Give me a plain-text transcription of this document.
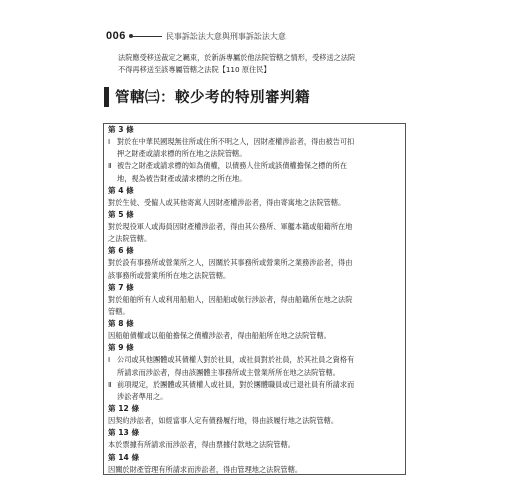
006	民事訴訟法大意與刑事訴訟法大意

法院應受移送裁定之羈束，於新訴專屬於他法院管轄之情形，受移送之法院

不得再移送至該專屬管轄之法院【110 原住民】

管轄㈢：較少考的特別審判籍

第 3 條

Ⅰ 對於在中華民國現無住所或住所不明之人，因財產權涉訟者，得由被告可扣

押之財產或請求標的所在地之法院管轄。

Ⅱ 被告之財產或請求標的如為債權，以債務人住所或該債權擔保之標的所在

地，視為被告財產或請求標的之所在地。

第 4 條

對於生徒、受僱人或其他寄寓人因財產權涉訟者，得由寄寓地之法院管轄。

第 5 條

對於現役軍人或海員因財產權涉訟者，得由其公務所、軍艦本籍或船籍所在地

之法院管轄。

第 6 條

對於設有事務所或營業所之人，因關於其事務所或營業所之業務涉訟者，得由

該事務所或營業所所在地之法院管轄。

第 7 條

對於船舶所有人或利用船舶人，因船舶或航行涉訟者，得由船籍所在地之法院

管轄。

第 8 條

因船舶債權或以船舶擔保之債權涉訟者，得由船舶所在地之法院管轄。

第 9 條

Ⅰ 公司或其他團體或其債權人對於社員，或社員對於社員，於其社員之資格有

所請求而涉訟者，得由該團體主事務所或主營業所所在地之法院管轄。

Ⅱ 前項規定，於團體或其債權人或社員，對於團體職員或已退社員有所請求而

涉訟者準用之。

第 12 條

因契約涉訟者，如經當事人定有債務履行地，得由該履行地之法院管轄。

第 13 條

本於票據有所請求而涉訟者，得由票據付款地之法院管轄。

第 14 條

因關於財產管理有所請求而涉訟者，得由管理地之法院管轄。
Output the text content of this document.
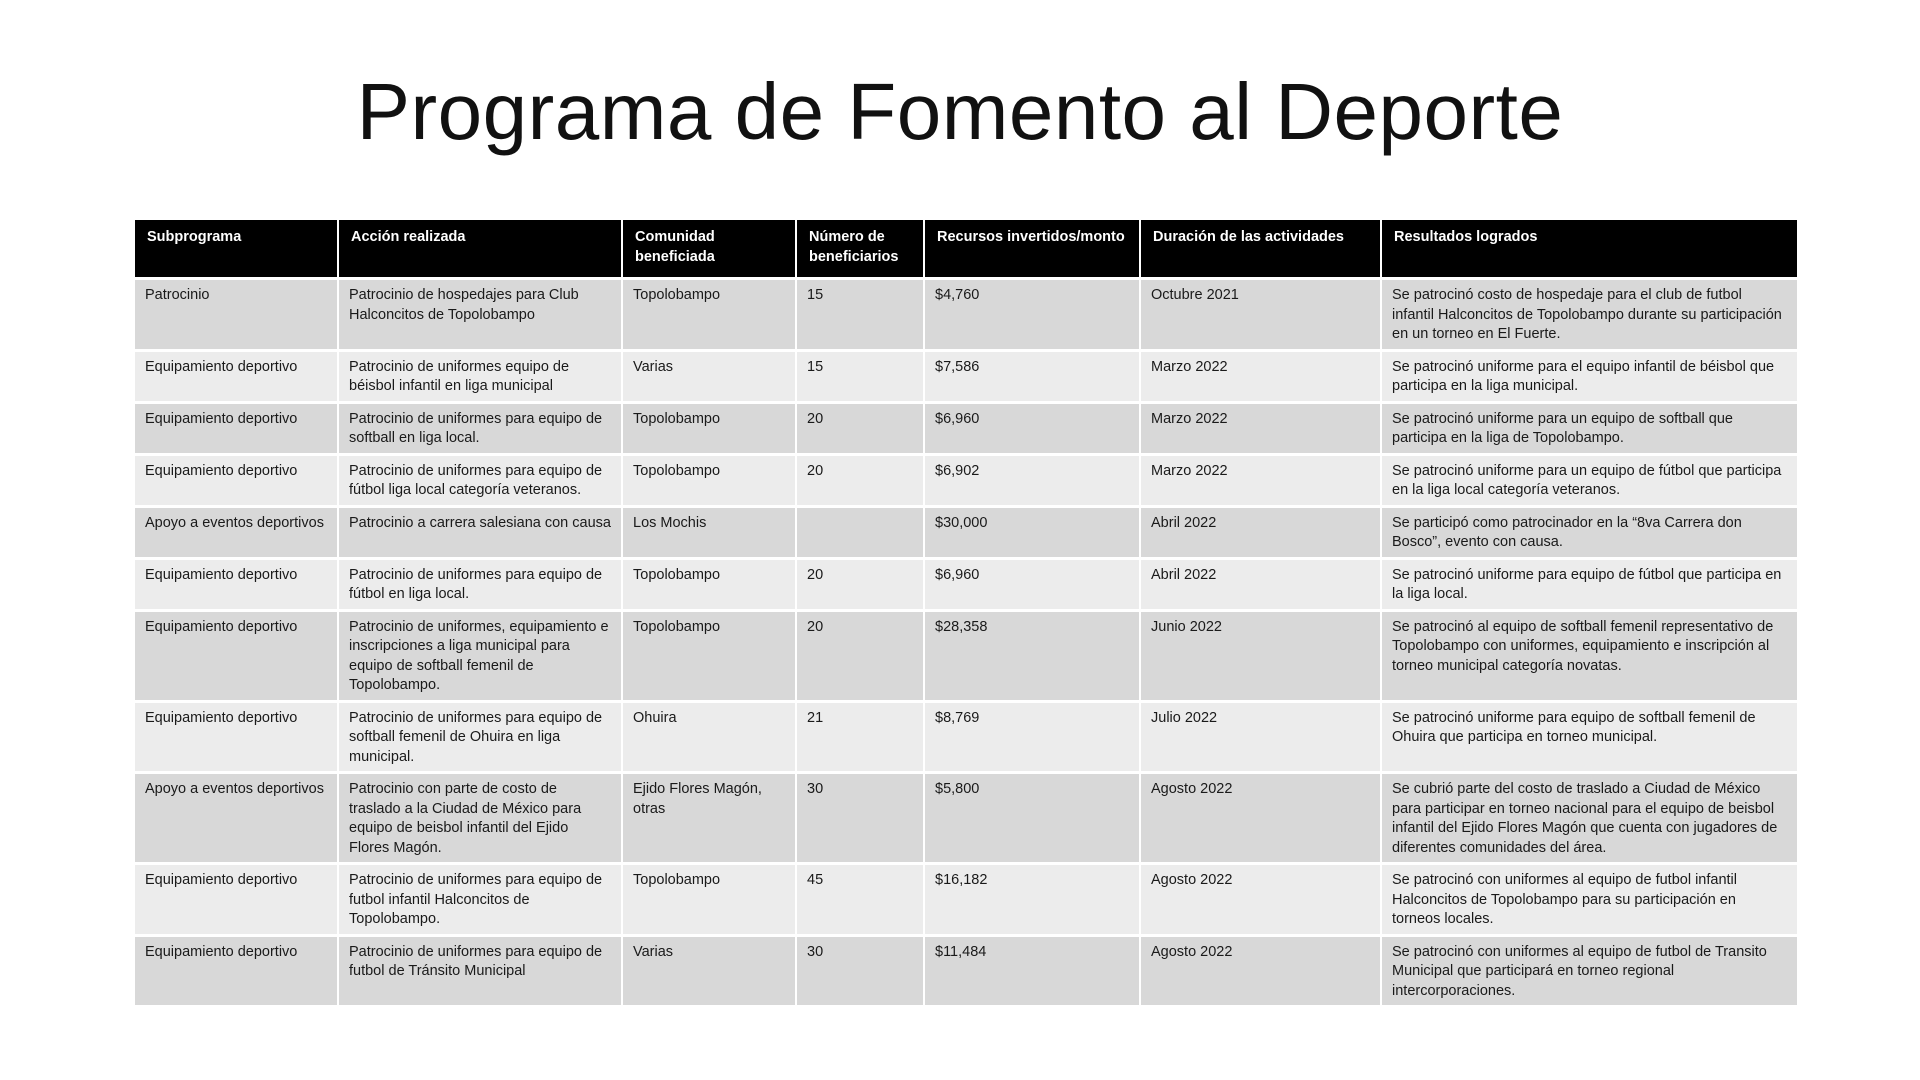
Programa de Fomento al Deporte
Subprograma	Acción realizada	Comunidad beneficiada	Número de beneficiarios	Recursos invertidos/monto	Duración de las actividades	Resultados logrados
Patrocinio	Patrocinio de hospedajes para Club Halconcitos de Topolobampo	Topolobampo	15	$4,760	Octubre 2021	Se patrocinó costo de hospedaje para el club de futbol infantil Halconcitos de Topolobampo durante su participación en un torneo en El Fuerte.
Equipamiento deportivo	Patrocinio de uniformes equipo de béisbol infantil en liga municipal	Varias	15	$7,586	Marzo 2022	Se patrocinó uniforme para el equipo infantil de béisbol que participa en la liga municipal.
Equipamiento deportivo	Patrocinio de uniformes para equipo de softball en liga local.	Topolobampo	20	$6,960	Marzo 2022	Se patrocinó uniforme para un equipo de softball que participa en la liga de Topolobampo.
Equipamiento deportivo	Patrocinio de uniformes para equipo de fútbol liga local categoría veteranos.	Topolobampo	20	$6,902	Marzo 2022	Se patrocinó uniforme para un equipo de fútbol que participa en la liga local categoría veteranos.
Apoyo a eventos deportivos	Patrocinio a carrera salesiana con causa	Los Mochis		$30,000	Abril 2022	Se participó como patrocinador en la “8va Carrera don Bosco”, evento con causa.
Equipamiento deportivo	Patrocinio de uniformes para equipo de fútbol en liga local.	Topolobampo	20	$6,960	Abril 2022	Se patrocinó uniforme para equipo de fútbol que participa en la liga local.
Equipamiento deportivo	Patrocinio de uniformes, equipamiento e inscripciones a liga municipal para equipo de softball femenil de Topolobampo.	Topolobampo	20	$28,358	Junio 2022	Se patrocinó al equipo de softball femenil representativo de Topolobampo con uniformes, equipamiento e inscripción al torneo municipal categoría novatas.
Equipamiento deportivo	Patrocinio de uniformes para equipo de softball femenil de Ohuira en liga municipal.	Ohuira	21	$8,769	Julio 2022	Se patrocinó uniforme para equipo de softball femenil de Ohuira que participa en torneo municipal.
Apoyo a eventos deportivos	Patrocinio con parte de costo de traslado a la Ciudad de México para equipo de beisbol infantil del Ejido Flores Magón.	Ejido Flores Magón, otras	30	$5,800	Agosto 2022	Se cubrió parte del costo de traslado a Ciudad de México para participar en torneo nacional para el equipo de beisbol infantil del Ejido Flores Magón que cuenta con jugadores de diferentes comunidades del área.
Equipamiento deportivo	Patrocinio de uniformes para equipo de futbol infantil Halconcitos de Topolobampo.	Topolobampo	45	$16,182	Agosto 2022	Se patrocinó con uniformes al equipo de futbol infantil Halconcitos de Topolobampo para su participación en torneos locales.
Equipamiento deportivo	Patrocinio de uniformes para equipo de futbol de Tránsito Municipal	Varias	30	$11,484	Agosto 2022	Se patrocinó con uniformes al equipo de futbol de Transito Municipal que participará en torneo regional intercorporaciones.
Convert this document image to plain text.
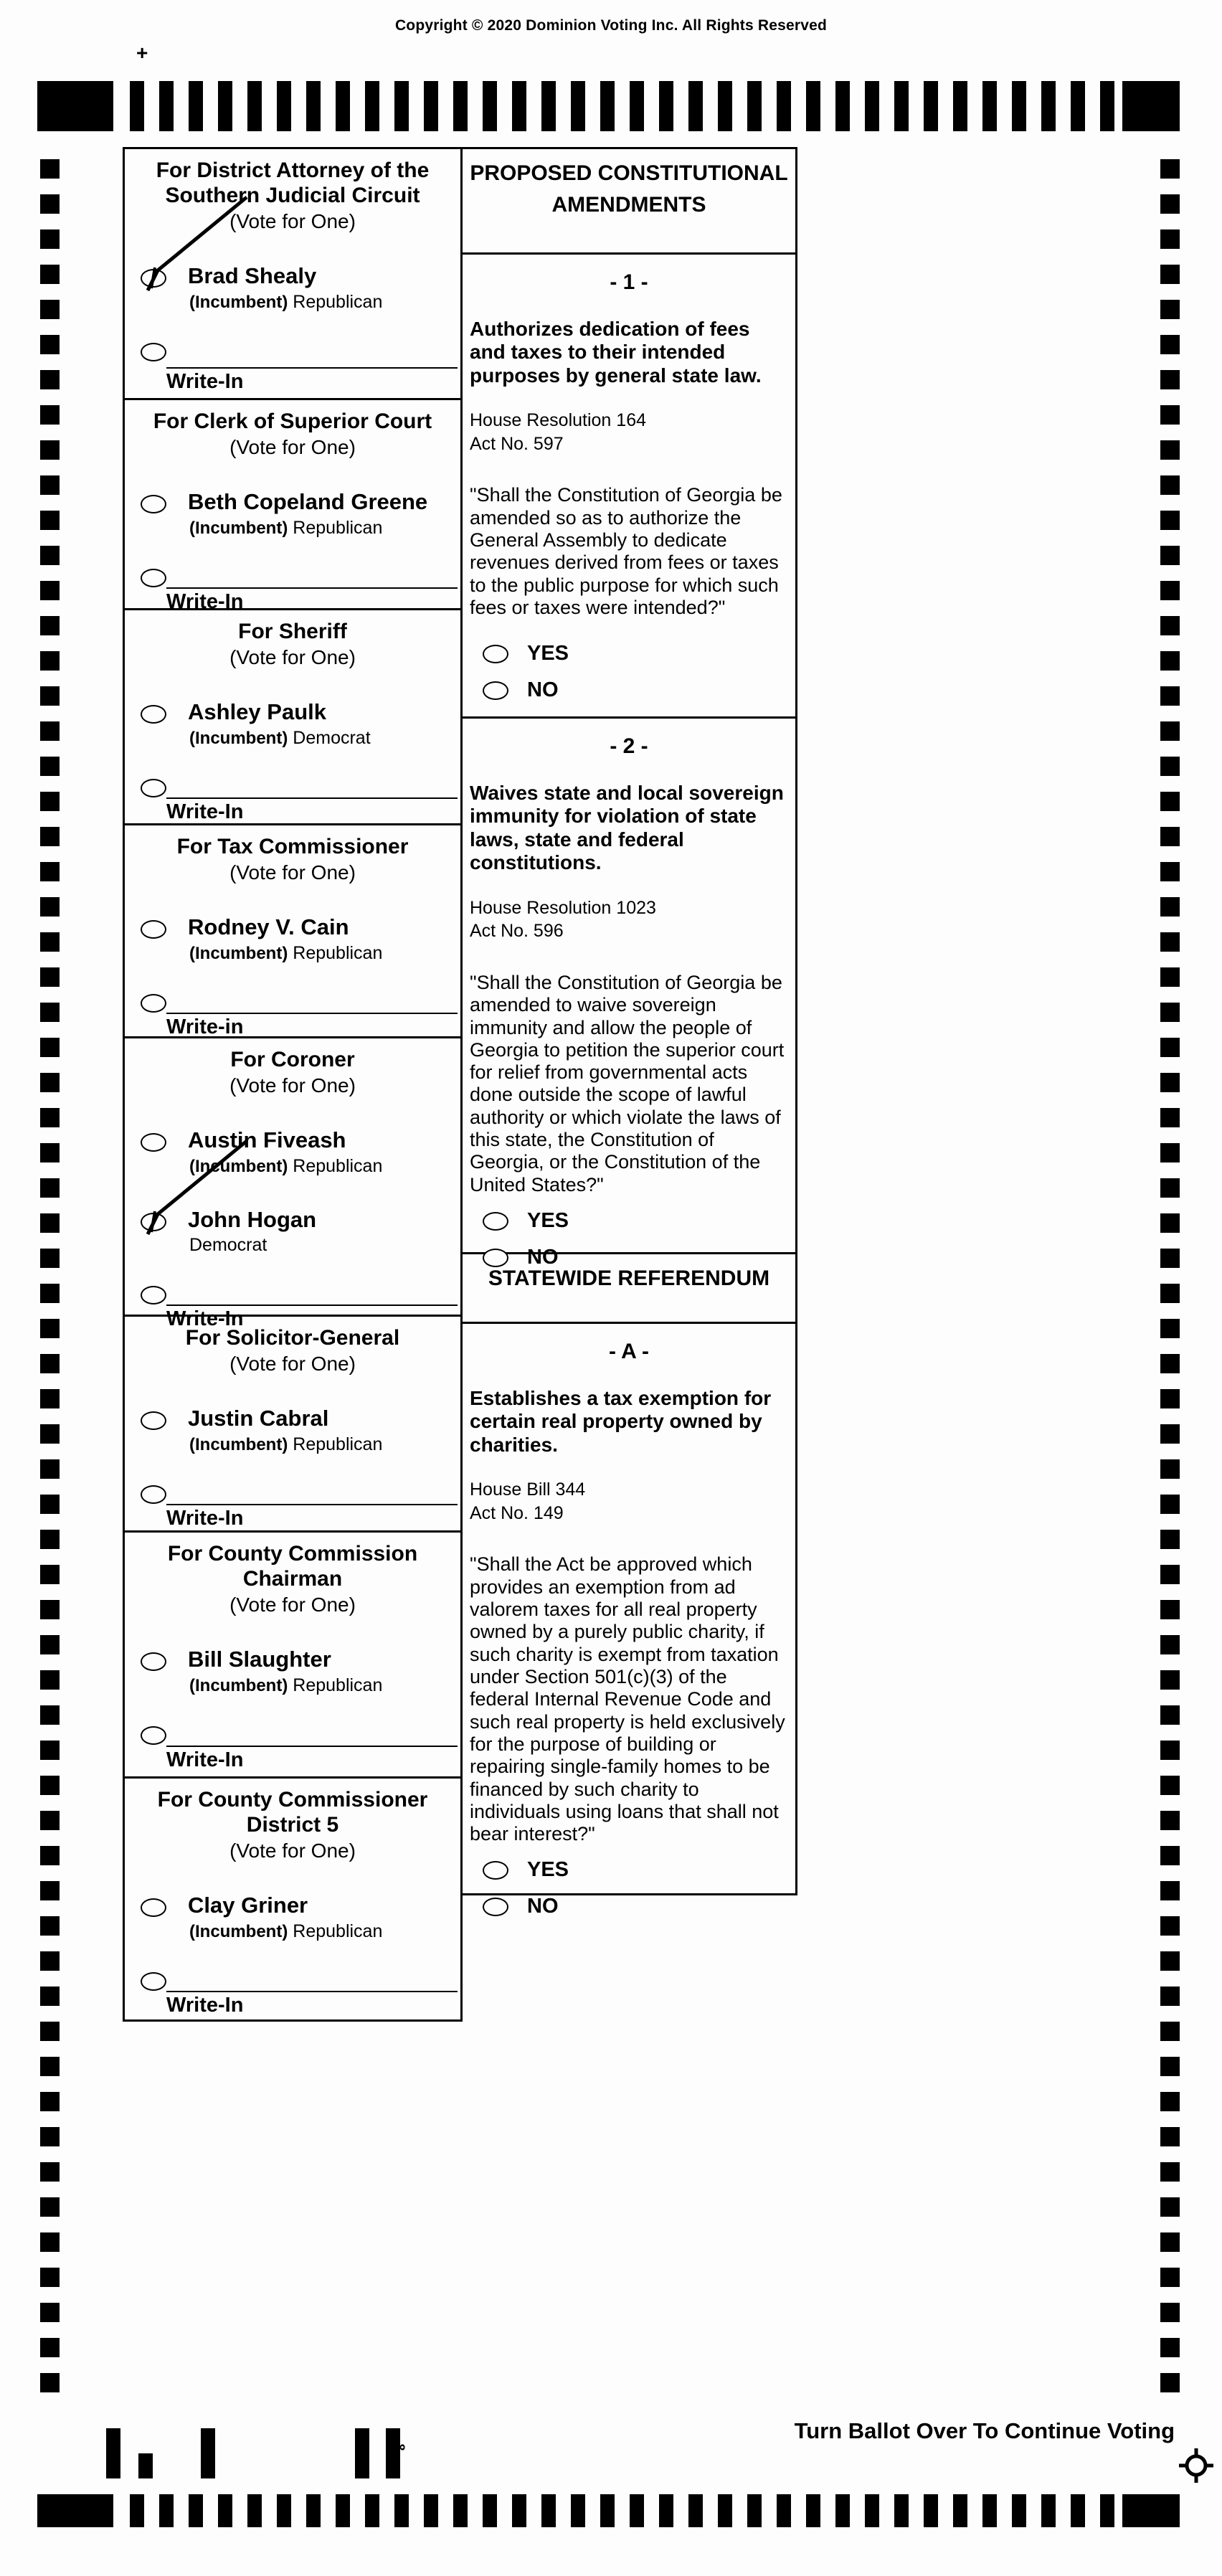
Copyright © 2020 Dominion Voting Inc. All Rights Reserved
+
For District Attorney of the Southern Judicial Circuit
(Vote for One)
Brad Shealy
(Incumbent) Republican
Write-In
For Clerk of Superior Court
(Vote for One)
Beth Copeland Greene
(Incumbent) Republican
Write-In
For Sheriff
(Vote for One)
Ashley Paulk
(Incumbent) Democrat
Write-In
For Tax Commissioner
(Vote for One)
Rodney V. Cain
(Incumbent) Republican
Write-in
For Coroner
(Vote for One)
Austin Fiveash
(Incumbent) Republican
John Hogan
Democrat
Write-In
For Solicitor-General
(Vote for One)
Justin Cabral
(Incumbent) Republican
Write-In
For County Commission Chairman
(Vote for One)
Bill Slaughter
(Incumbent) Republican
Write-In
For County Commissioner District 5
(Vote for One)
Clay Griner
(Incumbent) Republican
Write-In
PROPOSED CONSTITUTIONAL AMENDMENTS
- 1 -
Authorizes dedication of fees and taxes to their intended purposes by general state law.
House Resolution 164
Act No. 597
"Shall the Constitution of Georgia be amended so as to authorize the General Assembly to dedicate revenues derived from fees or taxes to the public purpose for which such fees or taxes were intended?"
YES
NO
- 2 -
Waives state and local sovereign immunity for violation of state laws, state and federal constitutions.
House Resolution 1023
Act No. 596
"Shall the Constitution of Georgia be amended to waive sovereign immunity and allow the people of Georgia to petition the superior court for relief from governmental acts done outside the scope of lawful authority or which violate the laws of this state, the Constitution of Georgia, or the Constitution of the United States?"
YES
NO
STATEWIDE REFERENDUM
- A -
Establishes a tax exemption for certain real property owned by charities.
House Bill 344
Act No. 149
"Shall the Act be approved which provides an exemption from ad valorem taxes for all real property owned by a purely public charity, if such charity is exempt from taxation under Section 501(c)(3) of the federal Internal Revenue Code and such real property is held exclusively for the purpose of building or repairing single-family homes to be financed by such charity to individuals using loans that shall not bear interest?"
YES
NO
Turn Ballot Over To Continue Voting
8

........

## Work required:
From the entries above, copy out every line where the string "femenil" appears.

## The response:
Equipamiento deportivo	Patrocinio de uniformes, equipamiento e inscripciones a liga municipal para equipo de softball femenil de Topolobampo.	Topolobampo	20	$28,358	Junio 2022	Se patrocinó al equipo de softball femenil representativo de Topolobampo con uniformes, equipamiento e inscripción al torneo municipal categoría novatas.
Equipamiento deportivo	Patrocinio de uniformes para equipo de softball femenil de Ohuira en liga municipal.	Ohuira	21	$8,769	Julio 2022	Se patrocinó uniforme para equipo de softball femenil de Ohuira que participa en torneo municipal.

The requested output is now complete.